=== LISTED RECORDS ===
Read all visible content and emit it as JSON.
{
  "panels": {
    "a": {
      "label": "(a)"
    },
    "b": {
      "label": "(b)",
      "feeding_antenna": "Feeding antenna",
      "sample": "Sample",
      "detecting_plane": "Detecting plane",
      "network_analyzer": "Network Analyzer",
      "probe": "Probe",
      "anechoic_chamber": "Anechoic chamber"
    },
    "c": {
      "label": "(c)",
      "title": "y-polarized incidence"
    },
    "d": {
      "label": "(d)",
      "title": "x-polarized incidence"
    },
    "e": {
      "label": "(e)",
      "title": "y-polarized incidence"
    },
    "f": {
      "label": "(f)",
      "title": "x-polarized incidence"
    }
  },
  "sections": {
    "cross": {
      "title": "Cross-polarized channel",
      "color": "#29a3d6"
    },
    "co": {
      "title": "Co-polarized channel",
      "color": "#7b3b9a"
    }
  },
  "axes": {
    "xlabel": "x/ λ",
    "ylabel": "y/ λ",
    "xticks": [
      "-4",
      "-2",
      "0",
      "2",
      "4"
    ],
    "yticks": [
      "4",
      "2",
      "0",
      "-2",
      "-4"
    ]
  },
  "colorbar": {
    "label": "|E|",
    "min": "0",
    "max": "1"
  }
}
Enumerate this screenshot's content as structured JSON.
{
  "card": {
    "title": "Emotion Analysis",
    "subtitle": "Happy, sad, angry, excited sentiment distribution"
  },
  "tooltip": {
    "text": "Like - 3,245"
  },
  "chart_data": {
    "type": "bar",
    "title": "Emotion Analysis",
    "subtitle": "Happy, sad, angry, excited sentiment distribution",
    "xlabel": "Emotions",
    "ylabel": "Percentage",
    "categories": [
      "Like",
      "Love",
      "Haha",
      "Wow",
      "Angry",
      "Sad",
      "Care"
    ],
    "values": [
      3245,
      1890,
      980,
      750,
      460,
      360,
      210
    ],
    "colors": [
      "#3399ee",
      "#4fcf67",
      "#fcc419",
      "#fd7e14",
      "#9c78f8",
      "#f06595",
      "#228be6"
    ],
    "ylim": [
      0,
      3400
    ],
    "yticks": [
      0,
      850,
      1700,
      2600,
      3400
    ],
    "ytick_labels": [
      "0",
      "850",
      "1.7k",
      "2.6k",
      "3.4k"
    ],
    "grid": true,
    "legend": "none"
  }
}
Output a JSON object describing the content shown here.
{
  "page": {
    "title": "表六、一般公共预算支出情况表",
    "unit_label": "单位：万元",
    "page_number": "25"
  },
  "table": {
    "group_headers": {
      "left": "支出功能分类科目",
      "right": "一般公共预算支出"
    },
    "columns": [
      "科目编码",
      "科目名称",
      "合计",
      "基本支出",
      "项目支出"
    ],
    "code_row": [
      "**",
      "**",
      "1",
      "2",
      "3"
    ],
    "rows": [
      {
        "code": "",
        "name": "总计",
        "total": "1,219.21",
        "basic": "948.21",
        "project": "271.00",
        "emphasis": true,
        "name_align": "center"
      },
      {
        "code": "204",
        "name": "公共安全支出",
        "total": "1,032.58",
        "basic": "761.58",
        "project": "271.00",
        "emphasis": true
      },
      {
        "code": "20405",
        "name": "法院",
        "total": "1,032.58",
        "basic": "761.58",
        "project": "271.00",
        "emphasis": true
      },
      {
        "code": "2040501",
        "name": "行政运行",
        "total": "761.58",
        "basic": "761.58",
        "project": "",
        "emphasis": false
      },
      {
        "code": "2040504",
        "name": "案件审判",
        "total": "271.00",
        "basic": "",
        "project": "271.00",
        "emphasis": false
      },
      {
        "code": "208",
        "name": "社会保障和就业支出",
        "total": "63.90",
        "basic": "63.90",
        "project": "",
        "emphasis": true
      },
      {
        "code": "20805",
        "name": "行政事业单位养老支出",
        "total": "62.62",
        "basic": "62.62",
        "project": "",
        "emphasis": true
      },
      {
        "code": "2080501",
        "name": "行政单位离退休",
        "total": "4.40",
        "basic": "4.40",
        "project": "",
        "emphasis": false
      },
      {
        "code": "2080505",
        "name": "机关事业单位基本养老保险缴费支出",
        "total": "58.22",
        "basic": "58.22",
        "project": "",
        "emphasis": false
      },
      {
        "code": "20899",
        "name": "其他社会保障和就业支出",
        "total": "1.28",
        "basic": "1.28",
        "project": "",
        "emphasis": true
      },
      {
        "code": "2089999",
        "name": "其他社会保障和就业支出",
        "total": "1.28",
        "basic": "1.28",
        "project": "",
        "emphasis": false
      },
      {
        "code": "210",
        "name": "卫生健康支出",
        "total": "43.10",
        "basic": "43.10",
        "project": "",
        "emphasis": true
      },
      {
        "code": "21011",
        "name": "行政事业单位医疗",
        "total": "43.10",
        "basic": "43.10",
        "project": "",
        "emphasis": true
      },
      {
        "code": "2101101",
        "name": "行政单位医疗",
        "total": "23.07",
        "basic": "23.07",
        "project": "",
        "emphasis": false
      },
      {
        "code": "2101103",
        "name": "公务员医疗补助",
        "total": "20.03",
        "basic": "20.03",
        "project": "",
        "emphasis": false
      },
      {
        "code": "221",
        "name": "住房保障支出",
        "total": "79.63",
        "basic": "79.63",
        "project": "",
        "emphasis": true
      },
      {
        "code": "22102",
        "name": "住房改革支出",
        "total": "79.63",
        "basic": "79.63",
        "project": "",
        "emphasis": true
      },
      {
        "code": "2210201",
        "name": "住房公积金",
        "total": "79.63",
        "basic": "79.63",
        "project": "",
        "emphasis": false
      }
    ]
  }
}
===
*SHORT PROBLEM*
Take the listing above and set it down exactly.

*EXERCISE RESULT*
Read all visible content and emit it as JSON.
{
  "panels": {
    "a": {
      "label": "(a)"
    },
    "b": {
      "label": "(b)",
      "feeding_antenna": "Feeding antenna",
      "sample": "Sample",
      "detecting_plane": "Detecting plane",
      "network_analyzer": "Network Analyzer",
      "probe": "Probe",
      "anechoic_chamber": "Anechoic chamber"
    },
    "c": {
      "label": "(c)",
      "title": "y-polarized incidence"
    },
    "d": {
      "label": "(d)",
      "title": "x-polarized incidence"
    },
    "e": {
      "label": "(e)",
      "title": "y-polarized incidence"
    },
    "f": {
      "label": "(f)",
      "title": "x-polarized incidence"
    }
  },
  "sections": {
    "cross": {
      "title": "Cross-polarized channel",
      "color": "#29a3d6"
    },
    "co": {
      "title": "Co-polarized channel",
      "color": "#7b3b9a"
    }
  },
  "axes": {
    "xlabel": "x/ λ",
    "ylabel": "y/ λ",
    "xticks": [
      "-4",
      "-2",
      "0",
      "2",
      "4"
    ],
    "yticks": [
      "4",
      "2",
      "0",
      "-2",
      "-4"
    ]
  },
  "colorbar": {
    "label": "|E|",
    "min": "0",
    "max": "1"
  }
}
Enumerate this screenshot's content as structured JSON.
{
  "card": {
    "title": "Emotion Analysis",
    "subtitle": "Happy, sad, angry, excited sentiment distribution"
  },
  "tooltip": {
    "text": "Like - 3,245"
  },
  "chart_data": {
    "type": "bar",
    "title": "Emotion Analysis",
    "subtitle": "Happy, sad, angry, excited sentiment distribution",
    "xlabel": "Emotions",
    "ylabel": "Percentage",
    "categories": [
      "Like",
      "Love",
      "Haha",
      "Wow",
      "Angry",
      "Sad",
      "Care"
    ],
    "values": [
      3245,
      1890,
      980,
      750,
      460,
      360,
      210
    ],
    "colors": [
      "#3399ee",
      "#4fcf67",
      "#fcc419",
      "#fd7e14",
      "#9c78f8",
      "#f06595",
      "#228be6"
    ],
    "ylim": [
      0,
      3400
    ],
    "yticks": [
      0,
      850,
      1700,
      2600,
      3400
    ],
    "ytick_labels": [
      "0",
      "850",
      "1.7k",
      "2.6k",
      "3.4k"
    ],
    "grid": true,
    "legend": "none"
  }
}
Output a JSON object describing the content shown here.
{
  "page": {
    "title": "表六、一般公共预算支出情况表",
    "unit_label": "单位：万元",
    "page_number": "25"
  },
  "table": {
    "group_headers": {
      "left": "支出功能分类科目",
      "right": "一般公共预算支出"
    },
    "columns": [
      "科目编码",
      "科目名称",
      "合计",
      "基本支出",
      "项目支出"
    ],
    "code_row": [
      "**",
      "**",
      "1",
      "2",
      "3"
    ],
    "rows": [
      {
        "code": "",
        "name": "总计",
        "total": "1,219.21",
        "basic": "948.21",
        "project": "271.00",
        "emphasis": true,
        "name_align": "center"
      },
      {
        "code": "204",
        "name": "公共安全支出",
        "total": "1,032.58",
        "basic": "761.58",
        "project": "271.00",
        "emphasis": true
      },
      {
        "code": "20405",
        "name": "法院",
        "total": "1,032.58",
        "basic": "761.58",
        "project": "271.00",
        "emphasis": true
      },
      {
        "code": "2040501",
        "name": "行政运行",
        "total": "761.58",
        "basic": "761.58",
        "project": "",
        "emphasis": false
      },
      {
        "code": "2040504",
        "name": "案件审判",
        "total": "271.00",
        "basic": "",
        "project": "271.00",
        "emphasis": false
      },
      {
        "code": "208",
        "name": "社会保障和就业支出",
        "total": "63.90",
        "basic": "63.90",
        "project": "",
        "emphasis": true
      },
      {
        "code": "20805",
        "name": "行政事业单位养老支出",
        "total": "62.62",
        "basic": "62.62",
        "project": "",
        "emphasis": true
      },
      {
        "code": "2080501",
        "name": "行政单位离退休",
        "total": "4.40",
        "basic": "4.40",
        "project": "",
        "emphasis": false
      },
      {
        "code": "2080505",
        "name": "机关事业单位基本养老保险缴费支出",
        "total": "58.22",
        "basic": "58.22",
        "project": "",
        "emphasis": false
      },
      {
        "code": "20899",
        "name": "其他社会保障和就业支出",
        "total": "1.28",
        "basic": "1.28",
        "project": "",
        "emphasis": true
      },
      {
        "code": "2089999",
        "name": "其他社会保障和就业支出",
        "total": "1.28",
        "basic": "1.28",
        "project": "",
        "emphasis": false
      },
      {
        "code": "210",
        "name": "卫生健康支出",
        "total": "43.10",
        "basic": "43.10",
        "project": "",
        "emphasis": true
      },
      {
        "code": "21011",
        "name": "行政事业单位医疗",
        "total": "43.10",
        "basic": "43.10",
        "project": "",
        "emphasis": true
      },
      {
        "code": "2101101",
        "name": "行政单位医疗",
        "total": "23.07",
        "basic": "23.07",
        "project": "",
        "emphasis": false
      },
      {
        "code": "2101103",
        "name": "公务员医疗补助",
        "total": "20.03",
        "basic": "20.03",
        "project": "",
        "emphasis": false
      },
      {
        "code": "221",
        "name": "住房保障支出",
        "total": "79.63",
        "basic": "79.63",
        "project": "",
        "emphasis": true
      },
      {
        "code": "22102",
        "name": "住房改革支出",
        "total": "79.63",
        "basic": "79.63",
        "project": "",
        "emphasis": true
      },
      {
        "code": "2210201",
        "name": "住房公积金",
        "total": "79.63",
        "basic": "79.63",
        "project": "",
        "emphasis": false
      }
    ]
  }
}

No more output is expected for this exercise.